━━━━━ Passage shown
When I was on the journey of my Bachelor’s Degree, I wrote a report on the changing face of the “father”.  This would have been about 14 years ago now and there was sociological literature being written by men in support of men who were finding it difficult to remain connected with their children when their marriages ended.  I remember thinking that long ago that men needed to have a “revolution” reminiscent of the revolution that women had in the 60’s and 70’s but without the underwear burning and vicious attacks.  The problem, I surmised at the time, would probably be located in the necessity for men to gather and support one another in a more “emotional” way so that their plight would gather for them sympathetic ears and gain momentum.  Whether or not women have reached the heaven of equality that filled the vision of those spearheading the movement 50 years ago, it has still provided an achieved improvement for the young females of today.  Men can learn from that alone.
What has always struck me, though, is how hard we, as a society, try to force feed our need for change.  What also occurred in the transitioning days of the 60’s and 70’s was the war that erupted between the stay-at-home moms and the going-to-work moms.  We saw name calling, derogatory remarks regarding a woman’s desire to remain in the home as a soap opera watching, chocolate eating, under developed intellectual wearing her infant’s various meals upon her clothing, or even the extensive media coverage as to how it was more profitable for children to be raised in a “communal” setting of numerous other children their age being whisked from one play center to another every 15 minutes and how this was to stimulate their brains and we never seemed to get deep enough to where respect, love, and concern abound.  What did God want?
I hope men can learn from our distress, our disgrace, and our sinfulness also.  I pray that they do gather and support and celebrate one another out of love for each other as brothers and that they will allow their hearts to affect their “seeing” of us as sisters, wives, mothers, and friends.  Us women should be able to look at their social issues and assist them as differing parts of the Body of Christ. 
Today, I will ask the Holy Spirit to open my mind and my heart to truly “see” the men in my life and to gain the wisdom as to how they have helped to shape me and introduce me to the world.  Some of it will be joyful.  Some of it will be painful but placing my memories into the hands of God will allow it to be real.  He will help me to understand and become aware of what it is that I need to take with me on the rest of my journey and what feelings and memories I will need to embrace, shed tears over, and leave behind.
━━━━━━━━━━
━━━━━ Excerpted records
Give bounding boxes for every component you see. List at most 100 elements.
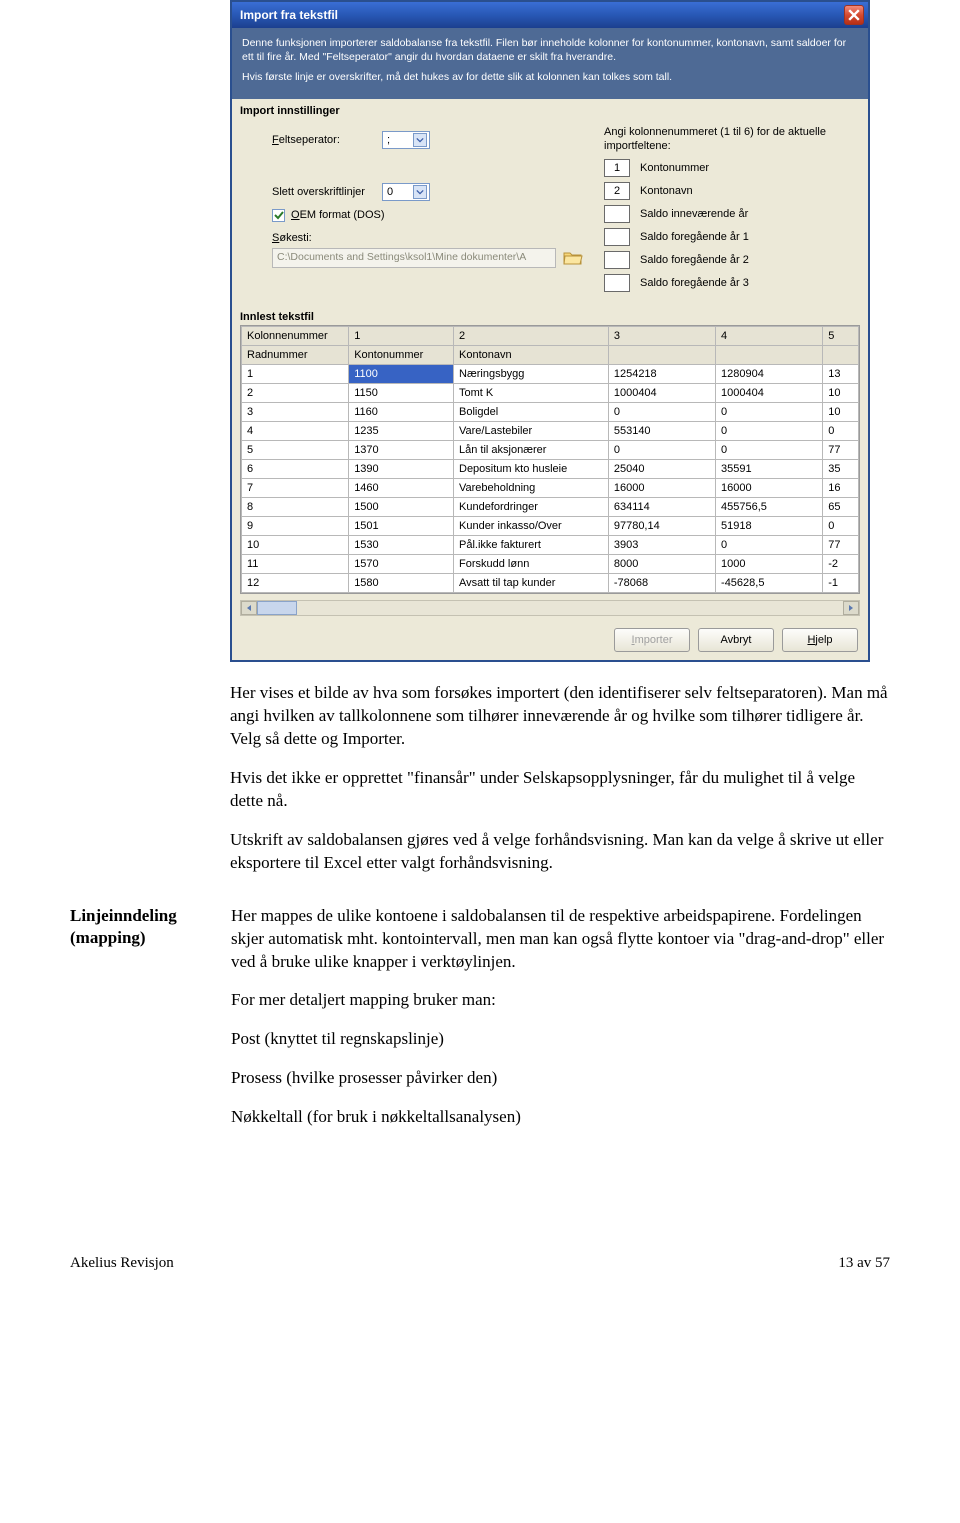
table-row[interactable]: 11100Næringsbygg1254218128090413 xyxy=(242,365,859,384)
table-cell: 1390 xyxy=(349,460,454,479)
table-cell: 5 xyxy=(242,441,349,460)
table-cell: 1160 xyxy=(349,403,454,422)
table-cell: 1150 xyxy=(349,384,454,403)
body-paragraph: Prosess (hvilke prosesser påvirker den) xyxy=(231,1067,890,1090)
table-cell: 9 xyxy=(242,517,349,536)
table-cell: 0 xyxy=(716,441,823,460)
folder-icon[interactable] xyxy=(562,248,584,268)
table-row[interactable]: 71460Varebeholdning160001600016 xyxy=(242,479,859,498)
colmap-label: Saldo foregående år 3 xyxy=(640,277,749,289)
table-header xyxy=(823,346,859,365)
table-cell: 0 xyxy=(823,422,859,441)
section-innlest-tekstfil: Innlest tekstfil xyxy=(232,305,868,325)
table-row[interactable]: 91501Kunder inkasso/Over97780,14519180 xyxy=(242,517,859,536)
colnum-input[interactable]: 1 xyxy=(604,159,630,177)
body-paragraph: For mer detaljert mapping bruker man: xyxy=(231,989,890,1012)
hjelp-button[interactable]: Hjelp xyxy=(782,628,858,652)
table-cell: 25040 xyxy=(608,460,715,479)
colnum-input[interactable]: 2 xyxy=(604,182,630,200)
scrollbar-thumb[interactable] xyxy=(257,601,297,615)
table-cell: 0 xyxy=(608,403,715,422)
table-cell: 16000 xyxy=(716,479,823,498)
table-row[interactable]: 41235Vare/Lastebiler55314000 xyxy=(242,422,859,441)
table-header: Radnummer xyxy=(242,346,349,365)
colnum-input[interactable] xyxy=(604,205,630,223)
colnum-input[interactable] xyxy=(604,228,630,246)
table-cell: 10 xyxy=(823,384,859,403)
intro-paragraph: Denne funksjonen importerer saldobalanse… xyxy=(242,36,858,64)
table-header: Kolonnenummer xyxy=(242,327,349,346)
table-cell: 16000 xyxy=(608,479,715,498)
table-row[interactable]: 111570Forskudd lønn80001000-2 xyxy=(242,555,859,574)
table-cell: 35 xyxy=(823,460,859,479)
table-cell: 11 xyxy=(242,555,349,574)
dialog-title: Import fra tekstfil xyxy=(240,8,844,22)
table-cell: -45628,5 xyxy=(716,574,823,593)
table-cell: 1580 xyxy=(349,574,454,593)
table-cell: 1500 xyxy=(349,498,454,517)
section-import-settings: Import innstillinger xyxy=(232,99,868,119)
table-cell: Forskudd lønn xyxy=(454,555,609,574)
sokesti-label: Søkesti: xyxy=(272,232,312,244)
slett-overskrift-combo[interactable]: 0 xyxy=(382,183,430,201)
oem-format-checkbox[interactable]: OEM format (DOS) xyxy=(272,209,584,222)
section-heading: Linjeinndeling (mapping) xyxy=(70,905,215,1146)
table-cell: Avsatt til tap kunder xyxy=(454,574,609,593)
footer-right: 13 av 57 xyxy=(838,1255,890,1272)
table-header: 4 xyxy=(716,327,823,346)
table-row[interactable]: 101530Pål.ikke fakturert3903077 xyxy=(242,536,859,555)
table-cell: Lån til aksjonærer xyxy=(454,441,609,460)
table-cell: 3903 xyxy=(608,536,715,555)
colnum-input[interactable] xyxy=(604,274,630,292)
footer-left: Akelius Revisjon xyxy=(70,1255,174,1272)
table-row[interactable]: 61390Depositum kto husleie250403559135 xyxy=(242,460,859,479)
scroll-left-icon[interactable] xyxy=(241,601,257,615)
table-cell: Vare/Lastebiler xyxy=(454,422,609,441)
table-header xyxy=(716,346,823,365)
table-cell: 455756,5 xyxy=(716,498,823,517)
chevron-down-icon[interactable] xyxy=(413,133,427,147)
table-cell: Tomt K xyxy=(454,384,609,403)
table-header: 3 xyxy=(608,327,715,346)
table-cell: 7 xyxy=(242,479,349,498)
horizontal-scrollbar[interactable] xyxy=(240,600,860,616)
table-row[interactable]: 81500Kundefordringer634114455756,565 xyxy=(242,498,859,517)
avbryt-button[interactable]: Avbryt xyxy=(698,628,774,652)
section-body: Her mappes de ulike kontoene i saldobala… xyxy=(231,905,890,1146)
table-row[interactable]: 21150Tomt K1000404100040410 xyxy=(242,384,859,403)
body-paragraph: Her vises et bilde av hva som forsøkes i… xyxy=(230,682,890,751)
table-cell: 77 xyxy=(823,536,859,555)
colmap-label: Saldo foregående år 1 xyxy=(640,231,749,243)
table-cell: 1254218 xyxy=(608,365,715,384)
feltseparator-combo[interactable]: ; xyxy=(382,131,430,149)
table-cell: 553140 xyxy=(608,422,715,441)
table-cell: 3 xyxy=(242,403,349,422)
table-cell: 2 xyxy=(242,384,349,403)
colmap-label: Saldo inneværende år xyxy=(640,208,748,220)
table-row[interactable]: 121580Avsatt til tap kunder-78068-45628,… xyxy=(242,574,859,593)
body-paragraph: Utskrift av saldobalansen gjøres ved å v… xyxy=(230,829,890,875)
table-cell: 10 xyxy=(823,403,859,422)
importer-button[interactable]: Importer xyxy=(614,628,690,652)
table-cell: 4 xyxy=(242,422,349,441)
table-cell: 10 xyxy=(242,536,349,555)
sokesti-input[interactable]: C:\Documents and Settings\ksol1\Mine dok… xyxy=(272,248,556,268)
document-body: Her vises et bilde av hva som forsøkes i… xyxy=(230,682,890,875)
scroll-right-icon[interactable] xyxy=(843,601,859,615)
colnum-input[interactable] xyxy=(604,251,630,269)
table-cell: Depositum kto husleie xyxy=(454,460,609,479)
table-cell: 1000404 xyxy=(608,384,715,403)
table-cell: Boligdel xyxy=(454,403,609,422)
table-cell: 1370 xyxy=(349,441,454,460)
table-cell: 1000 xyxy=(716,555,823,574)
table-cell: Varebeholdning xyxy=(454,479,609,498)
table-cell: -2 xyxy=(823,555,859,574)
table-cell: 8000 xyxy=(608,555,715,574)
chevron-down-icon[interactable] xyxy=(413,185,427,199)
column-map-heading: Angi kolonnenummeret (1 til 6) for de ak… xyxy=(604,125,854,154)
table-row[interactable]: 51370Lån til aksjonærer0077 xyxy=(242,441,859,460)
close-icon[interactable] xyxy=(844,5,864,25)
intro-paragraph: Hvis første linje er overskrifter, må de… xyxy=(242,70,858,84)
table-header: 1 xyxy=(349,327,454,346)
table-row[interactable]: 31160Boligdel0010 xyxy=(242,403,859,422)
━━━━━━━━━━
» **Required tasks**
**a)** Which words or phrases does the reflection on men and fatherhood set in quotation marks?
**b)** In the reflection on men and fatherhood, write out the part starting with "I hope men can" and going on through "Body of Christ.", substituting "companions" for "brothers".
The entries are separate material, unconnected to the reflection on men and fatherhood.

» **Solutions to the tasks**
**a)** "father", "revolution", "emotional", "communal", "seeing", "see"

**b)**
I hope men can learn from our distress, our disgrace, and our sinfulness also.  I pray that they do gather and support and celebrate one another out of love for each other as companions and that they will allow their hearts to affect their “seeing” of us as sisters, wives, mothers, and friends.  Us women should be able to look at their social issues and assist them as differing parts of the Body of Christ.